• **Dataset records**
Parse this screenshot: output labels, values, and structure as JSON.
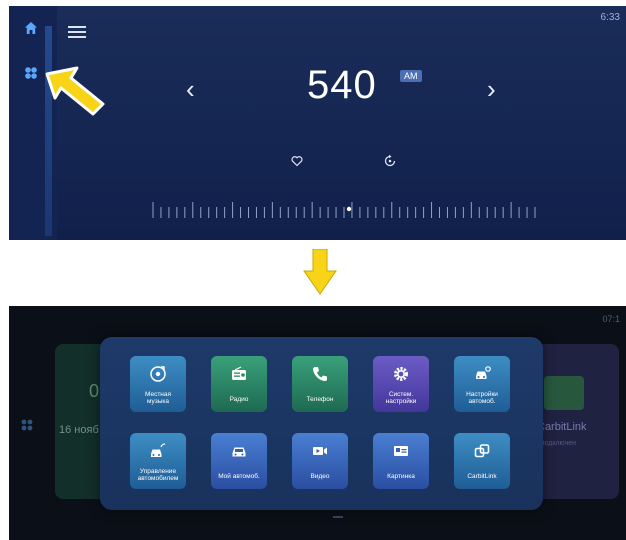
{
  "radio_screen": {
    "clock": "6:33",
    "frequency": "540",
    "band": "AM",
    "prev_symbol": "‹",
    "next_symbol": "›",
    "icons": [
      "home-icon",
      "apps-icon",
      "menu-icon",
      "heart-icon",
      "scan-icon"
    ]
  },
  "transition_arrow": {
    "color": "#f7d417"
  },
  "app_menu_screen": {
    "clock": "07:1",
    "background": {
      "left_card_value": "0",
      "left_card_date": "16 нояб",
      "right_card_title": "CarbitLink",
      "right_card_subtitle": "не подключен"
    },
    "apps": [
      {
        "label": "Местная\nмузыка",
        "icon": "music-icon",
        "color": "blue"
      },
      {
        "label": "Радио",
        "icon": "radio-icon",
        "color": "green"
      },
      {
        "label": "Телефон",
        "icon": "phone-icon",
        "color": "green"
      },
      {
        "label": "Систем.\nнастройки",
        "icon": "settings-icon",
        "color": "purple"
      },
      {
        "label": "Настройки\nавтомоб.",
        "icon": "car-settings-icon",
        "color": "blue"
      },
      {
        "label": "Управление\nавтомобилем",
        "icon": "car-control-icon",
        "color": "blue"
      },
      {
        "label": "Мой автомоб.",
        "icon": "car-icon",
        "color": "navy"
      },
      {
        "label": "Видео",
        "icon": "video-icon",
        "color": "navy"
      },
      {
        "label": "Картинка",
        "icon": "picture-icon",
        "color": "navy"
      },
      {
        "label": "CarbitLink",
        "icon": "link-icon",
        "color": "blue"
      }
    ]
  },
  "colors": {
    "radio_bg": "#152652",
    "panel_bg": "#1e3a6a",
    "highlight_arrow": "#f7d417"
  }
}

• **What is needed**
Leave out the pictures and copy the rest of the material above exactly.

• **Written response**
Parse this screenshot: output labels, values, and structure as JSON.
{
  "radio_screen": {
    "clock": "6:33",
    "frequency": "540",
    "band": "AM",
    "prev_symbol": "‹",
    "next_symbol": "›",
    "icons": [
      "home-icon",
      "apps-icon",
      "menu-icon",
      "heart-icon",
      "scan-icon"
    ]
  },
  "transition_arrow": {
    "color": "#f7d417"
  },
  "app_menu_screen": {
    "clock": "07:1",
    "background": {
      "left_card_value": "0",
      "left_card_date": "16 нояб",
      "right_card_title": "CarbitLink",
      "right_card_subtitle": "не подключен"
    },
    "apps": [
      {
        "label": "Местная\nмузыка",
        "icon": "music-icon",
        "color": "blue"
      },
      {
        "label": "Радио",
        "icon": "radio-icon",
        "color": "green"
      },
      {
        "label": "Телефон",
        "icon": "phone-icon",
        "color": "green"
      },
      {
        "label": "Систем.\nнастройки",
        "icon": "settings-icon",
        "color": "purple"
      },
      {
        "label": "Настройки\nавтомоб.",
        "icon": "car-settings-icon",
        "color": "blue"
      },
      {
        "label": "Управление\nавтомобилем",
        "icon": "car-control-icon",
        "color": "blue"
      },
      {
        "label": "Мой автомоб.",
        "icon": "car-icon",
        "color": "navy"
      },
      {
        "label": "Видео",
        "icon": "video-icon",
        "color": "navy"
      },
      {
        "label": "Картинка",
        "icon": "picture-icon",
        "color": "navy"
      },
      {
        "label": "CarbitLink",
        "icon": "link-icon",
        "color": "blue"
      }
    ]
  },
  "colors": {
    "radio_bg": "#152652",
    "panel_bg": "#1e3a6a",
    "highlight_arrow": "#f7d417"
  }
}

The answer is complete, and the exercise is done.